### SHORT EXERCISE:
Can you reproduce each of the following lines word for word, with nothing changed?

### PROVIDED MATERIAL:
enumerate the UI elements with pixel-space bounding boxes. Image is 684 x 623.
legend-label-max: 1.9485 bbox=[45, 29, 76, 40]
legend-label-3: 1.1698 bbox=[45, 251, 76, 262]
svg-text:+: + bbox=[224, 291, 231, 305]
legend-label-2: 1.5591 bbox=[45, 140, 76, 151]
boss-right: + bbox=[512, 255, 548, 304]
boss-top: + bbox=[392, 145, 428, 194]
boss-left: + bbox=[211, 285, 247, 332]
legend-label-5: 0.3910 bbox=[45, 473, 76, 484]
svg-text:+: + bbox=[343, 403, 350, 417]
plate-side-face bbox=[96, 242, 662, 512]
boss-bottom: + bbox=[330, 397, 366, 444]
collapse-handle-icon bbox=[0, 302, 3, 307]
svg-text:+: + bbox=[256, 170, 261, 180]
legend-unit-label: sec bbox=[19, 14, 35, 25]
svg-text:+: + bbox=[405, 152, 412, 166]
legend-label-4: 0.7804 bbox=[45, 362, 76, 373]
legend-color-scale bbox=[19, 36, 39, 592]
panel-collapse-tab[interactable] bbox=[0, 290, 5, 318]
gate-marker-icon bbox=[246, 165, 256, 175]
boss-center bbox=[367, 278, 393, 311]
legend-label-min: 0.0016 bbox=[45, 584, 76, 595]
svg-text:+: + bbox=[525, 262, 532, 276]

### EXERCISE RESULT:
enumerate the UI elements with pixel-space bounding boxes. Image is 684 x 623.
legend-label-max: 1.9485 bbox=[45, 29, 76, 40]
legend-label-3: 1.1698 bbox=[45, 251, 76, 262]
svg-text:+: + bbox=[224, 291, 231, 305]
legend-label-2: 1.5591 bbox=[45, 140, 76, 151]
boss-right: + bbox=[512, 255, 548, 304]
boss-top: + bbox=[392, 145, 428, 194]
boss-left: + bbox=[211, 285, 247, 332]
legend-label-5: 0.3910 bbox=[45, 473, 76, 484]
svg-text:+: + bbox=[343, 403, 350, 417]
plate-side-face bbox=[96, 242, 662, 512]
boss-bottom: + bbox=[330, 397, 366, 444]
collapse-handle-icon bbox=[0, 302, 3, 307]
svg-text:+: + bbox=[256, 170, 261, 180]
legend-unit-label: sec bbox=[19, 14, 35, 25]
svg-text:+: + bbox=[405, 152, 412, 166]
legend-label-4: 0.7804 bbox=[45, 362, 76, 373]
legend-color-scale bbox=[19, 36, 39, 592]
panel-collapse-tab[interactable] bbox=[0, 290, 5, 318]
gate-marker-icon bbox=[246, 165, 256, 175]
boss-center bbox=[367, 278, 393, 311]
legend-label-min: 0.0016 bbox=[45, 584, 76, 595]
svg-text:+: + bbox=[525, 262, 532, 276]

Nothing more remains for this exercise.